[Figure contents as structured data]
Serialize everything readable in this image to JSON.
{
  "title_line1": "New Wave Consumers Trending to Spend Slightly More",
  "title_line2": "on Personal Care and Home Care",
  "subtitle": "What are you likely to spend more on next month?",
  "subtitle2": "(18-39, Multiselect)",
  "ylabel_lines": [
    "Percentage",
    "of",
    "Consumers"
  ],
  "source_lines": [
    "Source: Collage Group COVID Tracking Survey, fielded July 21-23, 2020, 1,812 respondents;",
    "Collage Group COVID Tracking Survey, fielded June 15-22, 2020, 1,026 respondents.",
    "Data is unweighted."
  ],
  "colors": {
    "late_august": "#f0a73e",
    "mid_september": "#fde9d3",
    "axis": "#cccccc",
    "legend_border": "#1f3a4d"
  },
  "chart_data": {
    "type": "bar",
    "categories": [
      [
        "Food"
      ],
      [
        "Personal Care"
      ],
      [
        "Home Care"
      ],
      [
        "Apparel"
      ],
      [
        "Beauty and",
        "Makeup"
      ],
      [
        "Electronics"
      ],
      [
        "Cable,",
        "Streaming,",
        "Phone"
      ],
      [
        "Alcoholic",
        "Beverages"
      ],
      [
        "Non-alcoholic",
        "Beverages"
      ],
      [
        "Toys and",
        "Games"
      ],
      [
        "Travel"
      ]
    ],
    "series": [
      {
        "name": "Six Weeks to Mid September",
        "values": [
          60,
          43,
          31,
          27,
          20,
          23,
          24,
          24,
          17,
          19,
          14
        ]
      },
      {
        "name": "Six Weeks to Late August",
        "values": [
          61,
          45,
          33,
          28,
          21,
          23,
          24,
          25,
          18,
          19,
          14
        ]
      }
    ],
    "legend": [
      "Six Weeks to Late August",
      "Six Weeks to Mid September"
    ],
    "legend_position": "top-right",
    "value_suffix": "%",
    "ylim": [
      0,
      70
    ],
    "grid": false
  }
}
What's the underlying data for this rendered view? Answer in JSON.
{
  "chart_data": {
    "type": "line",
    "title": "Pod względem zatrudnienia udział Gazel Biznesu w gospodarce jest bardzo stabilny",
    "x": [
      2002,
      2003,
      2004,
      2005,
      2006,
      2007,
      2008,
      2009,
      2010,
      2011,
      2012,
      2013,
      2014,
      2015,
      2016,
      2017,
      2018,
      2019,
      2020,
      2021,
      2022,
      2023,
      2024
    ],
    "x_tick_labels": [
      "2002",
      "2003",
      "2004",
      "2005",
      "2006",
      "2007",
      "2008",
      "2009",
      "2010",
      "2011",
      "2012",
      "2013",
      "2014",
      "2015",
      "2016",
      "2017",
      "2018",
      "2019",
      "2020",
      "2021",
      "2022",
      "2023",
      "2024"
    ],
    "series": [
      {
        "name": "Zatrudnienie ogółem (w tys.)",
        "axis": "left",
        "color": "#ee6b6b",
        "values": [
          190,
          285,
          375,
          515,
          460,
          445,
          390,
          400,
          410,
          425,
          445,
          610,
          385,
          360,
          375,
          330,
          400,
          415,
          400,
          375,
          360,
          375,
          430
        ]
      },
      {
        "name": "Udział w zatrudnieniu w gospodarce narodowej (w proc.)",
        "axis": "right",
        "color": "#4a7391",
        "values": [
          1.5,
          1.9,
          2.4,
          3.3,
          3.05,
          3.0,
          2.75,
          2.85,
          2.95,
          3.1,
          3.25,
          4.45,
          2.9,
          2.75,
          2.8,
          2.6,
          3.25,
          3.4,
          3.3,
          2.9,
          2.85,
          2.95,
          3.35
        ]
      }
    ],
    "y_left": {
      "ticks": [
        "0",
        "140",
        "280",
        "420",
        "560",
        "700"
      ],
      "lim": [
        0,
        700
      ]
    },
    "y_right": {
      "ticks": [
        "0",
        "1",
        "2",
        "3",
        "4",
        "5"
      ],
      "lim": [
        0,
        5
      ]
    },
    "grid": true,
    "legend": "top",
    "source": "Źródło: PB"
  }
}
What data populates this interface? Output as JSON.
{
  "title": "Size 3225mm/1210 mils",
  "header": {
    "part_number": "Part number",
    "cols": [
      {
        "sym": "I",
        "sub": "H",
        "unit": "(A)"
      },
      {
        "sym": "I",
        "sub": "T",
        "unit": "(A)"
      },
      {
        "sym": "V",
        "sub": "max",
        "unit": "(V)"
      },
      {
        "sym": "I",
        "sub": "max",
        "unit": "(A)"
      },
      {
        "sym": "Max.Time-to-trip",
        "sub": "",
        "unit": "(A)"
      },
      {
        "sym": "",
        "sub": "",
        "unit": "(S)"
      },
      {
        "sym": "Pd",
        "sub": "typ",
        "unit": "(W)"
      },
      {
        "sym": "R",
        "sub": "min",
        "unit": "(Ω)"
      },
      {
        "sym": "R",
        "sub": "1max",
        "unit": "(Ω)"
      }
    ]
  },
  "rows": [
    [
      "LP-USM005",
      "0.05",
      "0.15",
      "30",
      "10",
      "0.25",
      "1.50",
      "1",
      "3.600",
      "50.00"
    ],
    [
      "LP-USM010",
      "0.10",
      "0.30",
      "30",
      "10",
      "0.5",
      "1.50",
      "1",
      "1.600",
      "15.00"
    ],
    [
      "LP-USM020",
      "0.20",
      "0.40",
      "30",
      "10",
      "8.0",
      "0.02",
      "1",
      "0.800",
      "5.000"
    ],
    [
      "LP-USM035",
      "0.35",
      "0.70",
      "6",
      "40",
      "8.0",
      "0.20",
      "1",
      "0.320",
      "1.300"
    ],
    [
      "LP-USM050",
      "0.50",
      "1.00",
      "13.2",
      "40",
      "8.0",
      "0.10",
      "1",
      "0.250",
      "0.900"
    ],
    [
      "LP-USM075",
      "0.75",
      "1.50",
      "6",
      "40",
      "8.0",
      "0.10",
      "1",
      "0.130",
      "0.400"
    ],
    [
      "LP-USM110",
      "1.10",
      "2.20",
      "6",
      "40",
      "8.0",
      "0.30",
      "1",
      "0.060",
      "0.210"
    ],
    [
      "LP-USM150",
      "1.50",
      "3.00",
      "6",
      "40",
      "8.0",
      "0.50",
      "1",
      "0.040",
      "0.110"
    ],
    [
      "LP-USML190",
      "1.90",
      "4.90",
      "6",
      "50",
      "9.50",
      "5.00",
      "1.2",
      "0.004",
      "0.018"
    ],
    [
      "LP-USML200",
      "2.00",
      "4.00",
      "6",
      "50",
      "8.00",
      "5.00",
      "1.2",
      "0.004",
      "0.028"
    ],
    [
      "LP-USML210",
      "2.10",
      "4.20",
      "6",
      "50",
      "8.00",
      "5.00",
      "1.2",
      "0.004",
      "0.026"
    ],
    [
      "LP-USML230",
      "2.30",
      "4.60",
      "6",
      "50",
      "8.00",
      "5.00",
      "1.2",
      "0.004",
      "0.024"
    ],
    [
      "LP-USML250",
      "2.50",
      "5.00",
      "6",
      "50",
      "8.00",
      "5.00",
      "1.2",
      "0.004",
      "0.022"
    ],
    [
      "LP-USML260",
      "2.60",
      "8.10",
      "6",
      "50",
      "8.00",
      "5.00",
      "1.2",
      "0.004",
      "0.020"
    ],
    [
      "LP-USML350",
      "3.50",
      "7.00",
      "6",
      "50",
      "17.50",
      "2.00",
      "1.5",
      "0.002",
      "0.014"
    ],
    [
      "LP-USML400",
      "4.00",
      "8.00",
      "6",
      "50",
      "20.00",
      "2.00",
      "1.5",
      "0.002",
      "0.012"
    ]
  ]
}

## Exercise
Write out all of the records once more, exactly.

## Exercise answer
Serialize everything readable in this image to JSON.
{
  "title_line1": "New Wave Consumers Trending to Spend Slightly More",
  "title_line2": "on Personal Care and Home Care",
  "subtitle": "What are you likely to spend more on next month?",
  "subtitle2": "(18-39, Multiselect)",
  "ylabel_lines": [
    "Percentage",
    "of",
    "Consumers"
  ],
  "source_lines": [
    "Source: Collage Group COVID Tracking Survey, fielded July 21-23, 2020, 1,812 respondents;",
    "Collage Group COVID Tracking Survey, fielded June 15-22, 2020, 1,026 respondents.",
    "Data is unweighted."
  ],
  "colors": {
    "late_august": "#f0a73e",
    "mid_september": "#fde9d3",
    "axis": "#cccccc",
    "legend_border": "#1f3a4d"
  },
  "chart_data": {
    "type": "bar",
    "categories": [
      [
        "Food"
      ],
      [
        "Personal Care"
      ],
      [
        "Home Care"
      ],
      [
        "Apparel"
      ],
      [
        "Beauty and",
        "Makeup"
      ],
      [
        "Electronics"
      ],
      [
        "Cable,",
        "Streaming,",
        "Phone"
      ],
      [
        "Alcoholic",
        "Beverages"
      ],
      [
        "Non-alcoholic",
        "Beverages"
      ],
      [
        "Toys and",
        "Games"
      ],
      [
        "Travel"
      ]
    ],
    "series": [
      {
        "name": "Six Weeks to Mid September",
        "values": [
          60,
          43,
          31,
          27,
          20,
          23,
          24,
          24,
          17,
          19,
          14
        ]
      },
      {
        "name": "Six Weeks to Late August",
        "values": [
          61,
          45,
          33,
          28,
          21,
          23,
          24,
          25,
          18,
          19,
          14
        ]
      }
    ],
    "legend": [
      "Six Weeks to Late August",
      "Six Weeks to Mid September"
    ],
    "legend_position": "top-right",
    "value_suffix": "%",
    "ylim": [
      0,
      70
    ],
    "grid": false
  }
}
What's the underlying data for this rendered view? Answer in JSON.
{
  "chart_data": {
    "type": "line",
    "title": "Pod względem zatrudnienia udział Gazel Biznesu w gospodarce jest bardzo stabilny",
    "x": [
      2002,
      2003,
      2004,
      2005,
      2006,
      2007,
      2008,
      2009,
      2010,
      2011,
      2012,
      2013,
      2014,
      2015,
      2016,
      2017,
      2018,
      2019,
      2020,
      2021,
      2022,
      2023,
      2024
    ],
    "x_tick_labels": [
      "2002",
      "2003",
      "2004",
      "2005",
      "2006",
      "2007",
      "2008",
      "2009",
      "2010",
      "2011",
      "2012",
      "2013",
      "2014",
      "2015",
      "2016",
      "2017",
      "2018",
      "2019",
      "2020",
      "2021",
      "2022",
      "2023",
      "2024"
    ],
    "series": [
      {
        "name": "Zatrudnienie ogółem (w tys.)",
        "axis": "left",
        "color": "#ee6b6b",
        "values": [
          190,
          285,
          375,
          515,
          460,
          445,
          390,
          400,
          410,
          425,
          445,
          610,
          385,
          360,
          375,
          330,
          400,
          415,
          400,
          375,
          360,
          375,
          430
        ]
      },
      {
        "name": "Udział w zatrudnieniu w gospodarce narodowej (w proc.)",
        "axis": "right",
        "color": "#4a7391",
        "values": [
          1.5,
          1.9,
          2.4,
          3.3,
          3.05,
          3.0,
          2.75,
          2.85,
          2.95,
          3.1,
          3.25,
          4.45,
          2.9,
          2.75,
          2.8,
          2.6,
          3.25,
          3.4,
          3.3,
          2.9,
          2.85,
          2.95,
          3.35
        ]
      }
    ],
    "y_left": {
      "ticks": [
        "0",
        "140",
        "280",
        "420",
        "560",
        "700"
      ],
      "lim": [
        0,
        700
      ]
    },
    "y_right": {
      "ticks": [
        "0",
        "1",
        "2",
        "3",
        "4",
        "5"
      ],
      "lim": [
        0,
        5
      ]
    },
    "grid": true,
    "legend": "top",
    "source": "Źródło: PB"
  }
}
What data populates this interface? Output as JSON.
{
  "title": "Size 3225mm/1210 mils",
  "header": {
    "part_number": "Part number",
    "cols": [
      {
        "sym": "I",
        "sub": "H",
        "unit": "(A)"
      },
      {
        "sym": "I",
        "sub": "T",
        "unit": "(A)"
      },
      {
        "sym": "V",
        "sub": "max",
        "unit": "(V)"
      },
      {
        "sym": "I",
        "sub": "max",
        "unit": "(A)"
      },
      {
        "sym": "Max.Time-to-trip",
        "sub": "",
        "unit": "(A)"
      },
      {
        "sym": "",
        "sub": "",
        "unit": "(S)"
      },
      {
        "sym": "Pd",
        "sub": "typ",
        "unit": "(W)"
      },
      {
        "sym": "R",
        "sub": "min",
        "unit": "(Ω)"
      },
      {
        "sym": "R",
        "sub": "1max",
        "unit": "(Ω)"
      }
    ]
  },
  "rows": [
    [
      "LP-USM005",
      "0.05",
      "0.15",
      "30",
      "10",
      "0.25",
      "1.50",
      "1",
      "3.600",
      "50.00"
    ],
    [
      "LP-USM010",
      "0.10",
      "0.30",
      "30",
      "10",
      "0.5",
      "1.50",
      "1",
      "1.600",
      "15.00"
    ],
    [
      "LP-USM020",
      "0.20",
      "0.40",
      "30",
      "10",
      "8.0",
      "0.02",
      "1",
      "0.800",
      "5.000"
    ],
    [
      "LP-USM035",
      "0.35",
      "0.70",
      "6",
      "40",
      "8.0",
      "0.20",
      "1",
      "0.320",
      "1.300"
    ],
    [
      "LP-USM050",
      "0.50",
      "1.00",
      "13.2",
      "40",
      "8.0",
      "0.10",
      "1",
      "0.250",
      "0.900"
    ],
    [
      "LP-USM075",
      "0.75",
      "1.50",
      "6",
      "40",
      "8.0",
      "0.10",
      "1",
      "0.130",
      "0.400"
    ],
    [
      "LP-USM110",
      "1.10",
      "2.20",
      "6",
      "40",
      "8.0",
      "0.30",
      "1",
      "0.060",
      "0.210"
    ],
    [
      "LP-USM150",
      "1.50",
      "3.00",
      "6",
      "40",
      "8.0",
      "0.50",
      "1",
      "0.040",
      "0.110"
    ],
    [
      "LP-USML190",
      "1.90",
      "4.90",
      "6",
      "50",
      "9.50",
      "5.00",
      "1.2",
      "0.004",
      "0.018"
    ],
    [
      "LP-USML200",
      "2.00",
      "4.00",
      "6",
      "50",
      "8.00",
      "5.00",
      "1.2",
      "0.004",
      "0.028"
    ],
    [
      "LP-USML210",
      "2.10",
      "4.20",
      "6",
      "50",
      "8.00",
      "5.00",
      "1.2",
      "0.004",
      "0.026"
    ],
    [
      "LP-USML230",
      "2.30",
      "4.60",
      "6",
      "50",
      "8.00",
      "5.00",
      "1.2",
      "0.004",
      "0.024"
    ],
    [
      "LP-USML250",
      "2.50",
      "5.00",
      "6",
      "50",
      "8.00",
      "5.00",
      "1.2",
      "0.004",
      "0.022"
    ],
    [
      "LP-USML260",
      "2.60",
      "8.10",
      "6",
      "50",
      "8.00",
      "5.00",
      "1.2",
      "0.004",
      "0.020"
    ],
    [
      "LP-USML350",
      "3.50",
      "7.00",
      "6",
      "50",
      "17.50",
      "2.00",
      "1.5",
      "0.002",
      "0.014"
    ],
    [
      "LP-USML400",
      "4.00",
      "8.00",
      "6",
      "50",
      "20.00",
      "2.00",
      "1.5",
      "0.002",
      "0.012"
    ]
  ]
}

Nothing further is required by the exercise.